**BRIEF**
Find every line in the records below that holds the word "object", and copy it out.

**RECORD EXTRACTS**
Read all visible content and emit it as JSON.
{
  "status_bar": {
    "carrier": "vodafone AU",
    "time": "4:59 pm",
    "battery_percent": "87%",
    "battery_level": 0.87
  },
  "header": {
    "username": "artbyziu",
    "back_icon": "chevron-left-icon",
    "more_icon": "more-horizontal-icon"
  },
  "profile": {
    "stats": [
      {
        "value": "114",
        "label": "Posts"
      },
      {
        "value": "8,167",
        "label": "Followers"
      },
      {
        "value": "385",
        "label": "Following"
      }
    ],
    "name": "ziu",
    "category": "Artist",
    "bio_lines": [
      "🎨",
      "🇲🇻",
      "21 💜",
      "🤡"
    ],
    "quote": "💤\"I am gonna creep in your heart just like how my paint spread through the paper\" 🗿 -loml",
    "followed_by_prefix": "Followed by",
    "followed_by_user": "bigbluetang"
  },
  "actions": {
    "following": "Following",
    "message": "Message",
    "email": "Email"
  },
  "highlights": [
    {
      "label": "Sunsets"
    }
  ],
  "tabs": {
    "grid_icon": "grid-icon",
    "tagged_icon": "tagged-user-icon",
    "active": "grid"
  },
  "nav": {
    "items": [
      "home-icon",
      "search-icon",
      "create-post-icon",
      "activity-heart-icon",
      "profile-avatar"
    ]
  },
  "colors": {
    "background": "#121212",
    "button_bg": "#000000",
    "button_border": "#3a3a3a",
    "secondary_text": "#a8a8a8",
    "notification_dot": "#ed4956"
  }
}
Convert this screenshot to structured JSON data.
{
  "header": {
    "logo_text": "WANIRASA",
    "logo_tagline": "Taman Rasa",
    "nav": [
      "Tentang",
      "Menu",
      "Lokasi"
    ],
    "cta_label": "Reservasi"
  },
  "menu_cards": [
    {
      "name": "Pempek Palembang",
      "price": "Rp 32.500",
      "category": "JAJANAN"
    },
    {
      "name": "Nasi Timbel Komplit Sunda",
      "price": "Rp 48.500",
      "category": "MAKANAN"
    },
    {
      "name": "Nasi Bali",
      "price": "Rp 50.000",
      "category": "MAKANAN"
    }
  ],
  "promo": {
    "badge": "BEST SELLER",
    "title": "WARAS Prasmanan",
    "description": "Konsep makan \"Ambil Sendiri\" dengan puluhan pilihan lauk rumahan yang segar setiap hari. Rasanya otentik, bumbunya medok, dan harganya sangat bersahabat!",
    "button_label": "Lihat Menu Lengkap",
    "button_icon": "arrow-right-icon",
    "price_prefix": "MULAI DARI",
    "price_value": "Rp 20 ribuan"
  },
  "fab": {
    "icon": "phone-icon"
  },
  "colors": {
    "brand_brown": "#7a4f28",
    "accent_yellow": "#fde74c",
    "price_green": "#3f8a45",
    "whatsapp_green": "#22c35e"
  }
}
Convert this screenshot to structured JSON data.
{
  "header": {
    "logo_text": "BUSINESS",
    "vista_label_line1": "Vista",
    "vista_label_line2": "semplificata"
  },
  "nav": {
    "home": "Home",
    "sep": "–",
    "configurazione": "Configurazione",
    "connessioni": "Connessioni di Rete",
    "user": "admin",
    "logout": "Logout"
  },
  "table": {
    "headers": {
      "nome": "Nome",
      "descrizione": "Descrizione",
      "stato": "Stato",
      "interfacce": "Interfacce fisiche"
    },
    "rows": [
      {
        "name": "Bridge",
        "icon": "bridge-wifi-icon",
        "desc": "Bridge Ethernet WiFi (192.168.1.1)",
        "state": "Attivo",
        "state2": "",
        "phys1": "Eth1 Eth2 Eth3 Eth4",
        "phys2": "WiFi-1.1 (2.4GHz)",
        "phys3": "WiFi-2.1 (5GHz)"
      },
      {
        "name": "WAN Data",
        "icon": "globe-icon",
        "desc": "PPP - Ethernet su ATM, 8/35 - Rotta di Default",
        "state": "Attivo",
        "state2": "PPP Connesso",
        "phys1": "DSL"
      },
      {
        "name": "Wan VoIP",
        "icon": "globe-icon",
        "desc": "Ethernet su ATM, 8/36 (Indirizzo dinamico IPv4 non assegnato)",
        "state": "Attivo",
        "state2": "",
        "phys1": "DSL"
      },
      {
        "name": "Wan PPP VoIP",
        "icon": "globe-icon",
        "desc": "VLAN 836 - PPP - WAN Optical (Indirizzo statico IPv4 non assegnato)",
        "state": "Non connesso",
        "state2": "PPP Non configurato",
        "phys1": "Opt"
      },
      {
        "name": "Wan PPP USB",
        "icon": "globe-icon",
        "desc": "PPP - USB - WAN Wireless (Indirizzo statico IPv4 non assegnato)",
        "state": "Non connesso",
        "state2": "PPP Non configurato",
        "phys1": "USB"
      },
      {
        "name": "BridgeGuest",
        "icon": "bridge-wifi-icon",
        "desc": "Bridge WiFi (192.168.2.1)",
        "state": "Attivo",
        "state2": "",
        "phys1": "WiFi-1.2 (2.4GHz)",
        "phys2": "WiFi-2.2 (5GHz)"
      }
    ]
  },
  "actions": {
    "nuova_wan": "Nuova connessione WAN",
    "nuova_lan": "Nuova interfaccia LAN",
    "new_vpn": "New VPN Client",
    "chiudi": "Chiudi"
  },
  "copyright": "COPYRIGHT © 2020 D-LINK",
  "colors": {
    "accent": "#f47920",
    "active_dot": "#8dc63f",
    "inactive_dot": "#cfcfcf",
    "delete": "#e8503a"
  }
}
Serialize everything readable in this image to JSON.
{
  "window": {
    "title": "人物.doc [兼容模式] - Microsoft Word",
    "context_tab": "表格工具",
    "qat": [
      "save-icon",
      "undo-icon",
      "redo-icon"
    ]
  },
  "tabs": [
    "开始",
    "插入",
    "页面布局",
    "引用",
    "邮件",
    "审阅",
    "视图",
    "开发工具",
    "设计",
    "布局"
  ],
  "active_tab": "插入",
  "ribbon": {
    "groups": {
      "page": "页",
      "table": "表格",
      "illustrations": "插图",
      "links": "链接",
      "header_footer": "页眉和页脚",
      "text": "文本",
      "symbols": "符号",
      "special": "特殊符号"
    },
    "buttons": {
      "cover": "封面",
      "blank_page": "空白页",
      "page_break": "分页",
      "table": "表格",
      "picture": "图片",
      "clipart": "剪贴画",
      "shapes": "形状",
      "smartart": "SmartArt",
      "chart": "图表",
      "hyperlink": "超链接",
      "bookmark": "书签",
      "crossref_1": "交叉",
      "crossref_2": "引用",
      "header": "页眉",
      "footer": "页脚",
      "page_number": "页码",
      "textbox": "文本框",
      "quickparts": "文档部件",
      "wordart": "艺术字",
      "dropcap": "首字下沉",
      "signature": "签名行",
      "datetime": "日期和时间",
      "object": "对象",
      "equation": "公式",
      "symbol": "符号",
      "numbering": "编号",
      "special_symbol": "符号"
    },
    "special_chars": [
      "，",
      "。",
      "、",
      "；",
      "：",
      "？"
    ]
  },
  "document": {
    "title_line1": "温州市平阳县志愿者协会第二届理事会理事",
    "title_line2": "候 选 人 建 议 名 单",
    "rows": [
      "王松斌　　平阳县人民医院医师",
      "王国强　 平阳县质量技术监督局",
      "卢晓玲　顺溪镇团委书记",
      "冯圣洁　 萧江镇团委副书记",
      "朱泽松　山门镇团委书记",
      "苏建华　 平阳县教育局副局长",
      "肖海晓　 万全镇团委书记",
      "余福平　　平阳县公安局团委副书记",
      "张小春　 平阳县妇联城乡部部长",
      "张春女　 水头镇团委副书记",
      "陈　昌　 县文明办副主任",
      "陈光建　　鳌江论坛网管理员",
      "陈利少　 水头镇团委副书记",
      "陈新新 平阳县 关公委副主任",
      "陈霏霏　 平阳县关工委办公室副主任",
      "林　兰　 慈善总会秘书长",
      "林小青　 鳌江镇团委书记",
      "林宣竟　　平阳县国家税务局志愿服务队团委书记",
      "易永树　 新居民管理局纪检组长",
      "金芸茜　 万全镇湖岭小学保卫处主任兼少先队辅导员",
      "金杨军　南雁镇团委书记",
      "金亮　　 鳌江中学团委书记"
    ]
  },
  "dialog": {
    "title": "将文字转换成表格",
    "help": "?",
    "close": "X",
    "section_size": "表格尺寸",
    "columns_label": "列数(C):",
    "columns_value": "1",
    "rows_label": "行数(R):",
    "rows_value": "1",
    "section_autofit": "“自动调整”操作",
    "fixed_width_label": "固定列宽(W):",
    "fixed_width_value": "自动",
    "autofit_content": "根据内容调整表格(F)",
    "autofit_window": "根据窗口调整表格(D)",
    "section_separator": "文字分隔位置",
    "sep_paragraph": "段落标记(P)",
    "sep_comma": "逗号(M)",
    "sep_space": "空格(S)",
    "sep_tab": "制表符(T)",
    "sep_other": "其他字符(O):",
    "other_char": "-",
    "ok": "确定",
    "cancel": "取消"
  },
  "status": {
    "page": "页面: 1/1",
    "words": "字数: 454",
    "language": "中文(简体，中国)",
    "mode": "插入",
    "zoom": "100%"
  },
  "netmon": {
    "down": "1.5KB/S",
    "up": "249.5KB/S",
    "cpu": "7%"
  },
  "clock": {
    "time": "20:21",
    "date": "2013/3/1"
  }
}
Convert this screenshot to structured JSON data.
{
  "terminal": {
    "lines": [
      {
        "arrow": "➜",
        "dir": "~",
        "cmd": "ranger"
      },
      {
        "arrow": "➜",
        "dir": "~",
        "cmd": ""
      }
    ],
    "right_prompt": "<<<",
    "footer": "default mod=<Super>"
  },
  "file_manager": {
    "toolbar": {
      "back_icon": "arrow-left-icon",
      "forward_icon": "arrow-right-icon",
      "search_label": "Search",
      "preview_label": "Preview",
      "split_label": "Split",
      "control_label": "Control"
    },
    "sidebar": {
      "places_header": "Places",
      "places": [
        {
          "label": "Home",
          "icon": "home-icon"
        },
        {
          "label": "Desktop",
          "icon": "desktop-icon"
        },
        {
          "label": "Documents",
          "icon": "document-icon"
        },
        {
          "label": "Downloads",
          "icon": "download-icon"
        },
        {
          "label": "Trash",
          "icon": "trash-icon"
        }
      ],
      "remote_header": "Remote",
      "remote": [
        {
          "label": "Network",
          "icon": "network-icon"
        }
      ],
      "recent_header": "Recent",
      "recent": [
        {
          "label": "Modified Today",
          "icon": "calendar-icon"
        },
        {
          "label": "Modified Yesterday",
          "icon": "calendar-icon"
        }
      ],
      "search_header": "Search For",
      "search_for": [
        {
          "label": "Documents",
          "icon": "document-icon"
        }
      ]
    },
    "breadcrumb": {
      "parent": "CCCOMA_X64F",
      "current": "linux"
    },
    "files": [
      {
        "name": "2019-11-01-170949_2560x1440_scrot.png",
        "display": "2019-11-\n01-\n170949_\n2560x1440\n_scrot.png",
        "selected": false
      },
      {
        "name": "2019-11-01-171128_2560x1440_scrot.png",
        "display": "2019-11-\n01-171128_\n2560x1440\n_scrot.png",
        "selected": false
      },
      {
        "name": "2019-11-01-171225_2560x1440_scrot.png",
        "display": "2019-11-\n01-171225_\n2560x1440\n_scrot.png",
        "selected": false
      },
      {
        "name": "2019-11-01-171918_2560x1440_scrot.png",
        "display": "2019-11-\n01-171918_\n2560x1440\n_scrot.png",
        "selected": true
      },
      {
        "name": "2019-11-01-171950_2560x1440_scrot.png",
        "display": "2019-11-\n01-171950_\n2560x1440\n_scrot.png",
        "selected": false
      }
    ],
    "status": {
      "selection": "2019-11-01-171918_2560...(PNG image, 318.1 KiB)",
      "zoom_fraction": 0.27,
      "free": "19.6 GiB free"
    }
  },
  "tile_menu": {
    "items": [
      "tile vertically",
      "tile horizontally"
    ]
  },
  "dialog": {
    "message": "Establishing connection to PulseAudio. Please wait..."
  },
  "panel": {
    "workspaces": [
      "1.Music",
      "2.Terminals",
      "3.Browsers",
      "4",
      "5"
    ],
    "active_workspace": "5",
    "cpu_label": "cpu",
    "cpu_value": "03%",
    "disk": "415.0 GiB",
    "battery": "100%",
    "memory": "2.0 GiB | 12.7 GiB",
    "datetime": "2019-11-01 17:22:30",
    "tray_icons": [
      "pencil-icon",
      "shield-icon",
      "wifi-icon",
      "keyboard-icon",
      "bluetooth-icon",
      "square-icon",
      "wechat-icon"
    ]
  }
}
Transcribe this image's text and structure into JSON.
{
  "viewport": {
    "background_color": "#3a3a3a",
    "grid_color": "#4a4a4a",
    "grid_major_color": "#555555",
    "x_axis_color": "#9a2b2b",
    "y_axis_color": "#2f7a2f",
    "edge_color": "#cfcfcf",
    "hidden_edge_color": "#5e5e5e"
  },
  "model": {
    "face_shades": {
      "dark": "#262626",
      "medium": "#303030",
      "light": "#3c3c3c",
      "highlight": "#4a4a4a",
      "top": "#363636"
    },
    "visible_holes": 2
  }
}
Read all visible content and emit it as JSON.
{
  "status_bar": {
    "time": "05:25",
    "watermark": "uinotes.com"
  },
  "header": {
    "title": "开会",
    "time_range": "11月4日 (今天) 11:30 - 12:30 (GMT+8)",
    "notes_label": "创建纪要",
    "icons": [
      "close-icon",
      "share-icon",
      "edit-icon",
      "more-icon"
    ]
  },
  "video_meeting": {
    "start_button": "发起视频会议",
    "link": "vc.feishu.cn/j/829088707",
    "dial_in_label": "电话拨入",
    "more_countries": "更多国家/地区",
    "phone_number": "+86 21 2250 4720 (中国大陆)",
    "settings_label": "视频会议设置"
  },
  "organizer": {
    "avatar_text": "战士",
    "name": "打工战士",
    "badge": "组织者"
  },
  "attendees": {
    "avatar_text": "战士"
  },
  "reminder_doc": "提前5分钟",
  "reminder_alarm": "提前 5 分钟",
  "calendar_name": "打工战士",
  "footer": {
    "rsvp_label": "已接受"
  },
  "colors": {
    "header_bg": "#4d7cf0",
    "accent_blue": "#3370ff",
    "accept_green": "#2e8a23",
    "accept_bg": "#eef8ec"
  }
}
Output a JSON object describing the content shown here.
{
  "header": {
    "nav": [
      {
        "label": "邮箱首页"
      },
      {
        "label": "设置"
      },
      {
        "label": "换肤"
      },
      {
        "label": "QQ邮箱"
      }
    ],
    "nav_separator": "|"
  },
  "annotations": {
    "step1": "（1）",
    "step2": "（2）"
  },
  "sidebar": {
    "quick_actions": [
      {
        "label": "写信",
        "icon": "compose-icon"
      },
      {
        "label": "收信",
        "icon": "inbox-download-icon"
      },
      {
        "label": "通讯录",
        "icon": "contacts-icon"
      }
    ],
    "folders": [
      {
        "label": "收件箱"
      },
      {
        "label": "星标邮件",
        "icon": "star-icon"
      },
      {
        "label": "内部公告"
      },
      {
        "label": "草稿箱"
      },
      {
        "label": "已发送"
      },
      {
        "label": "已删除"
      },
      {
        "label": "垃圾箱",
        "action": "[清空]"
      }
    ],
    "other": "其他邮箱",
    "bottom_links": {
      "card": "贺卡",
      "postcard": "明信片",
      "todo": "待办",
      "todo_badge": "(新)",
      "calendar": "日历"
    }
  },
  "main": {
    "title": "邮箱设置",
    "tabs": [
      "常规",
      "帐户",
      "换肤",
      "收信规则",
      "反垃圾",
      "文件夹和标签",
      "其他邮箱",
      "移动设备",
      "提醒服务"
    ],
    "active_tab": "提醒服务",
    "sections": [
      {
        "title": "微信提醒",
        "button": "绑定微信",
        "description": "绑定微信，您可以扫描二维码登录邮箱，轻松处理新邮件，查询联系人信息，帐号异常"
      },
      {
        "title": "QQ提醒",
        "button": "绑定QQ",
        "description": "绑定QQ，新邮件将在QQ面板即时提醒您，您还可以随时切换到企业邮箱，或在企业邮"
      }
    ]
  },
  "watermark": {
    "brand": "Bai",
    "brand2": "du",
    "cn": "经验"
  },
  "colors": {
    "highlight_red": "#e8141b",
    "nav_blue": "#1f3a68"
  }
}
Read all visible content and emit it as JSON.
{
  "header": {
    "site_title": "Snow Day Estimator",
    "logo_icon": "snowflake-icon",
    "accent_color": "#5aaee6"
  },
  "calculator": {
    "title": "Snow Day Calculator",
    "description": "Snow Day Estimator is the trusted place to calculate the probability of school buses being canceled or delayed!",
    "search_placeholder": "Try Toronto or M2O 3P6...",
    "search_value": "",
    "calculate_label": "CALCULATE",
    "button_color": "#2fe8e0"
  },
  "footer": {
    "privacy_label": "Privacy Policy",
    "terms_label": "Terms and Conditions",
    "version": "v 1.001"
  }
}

**SOLUTION BELOW**
      "object": "对象",
Output a JSON object describing the content shown here.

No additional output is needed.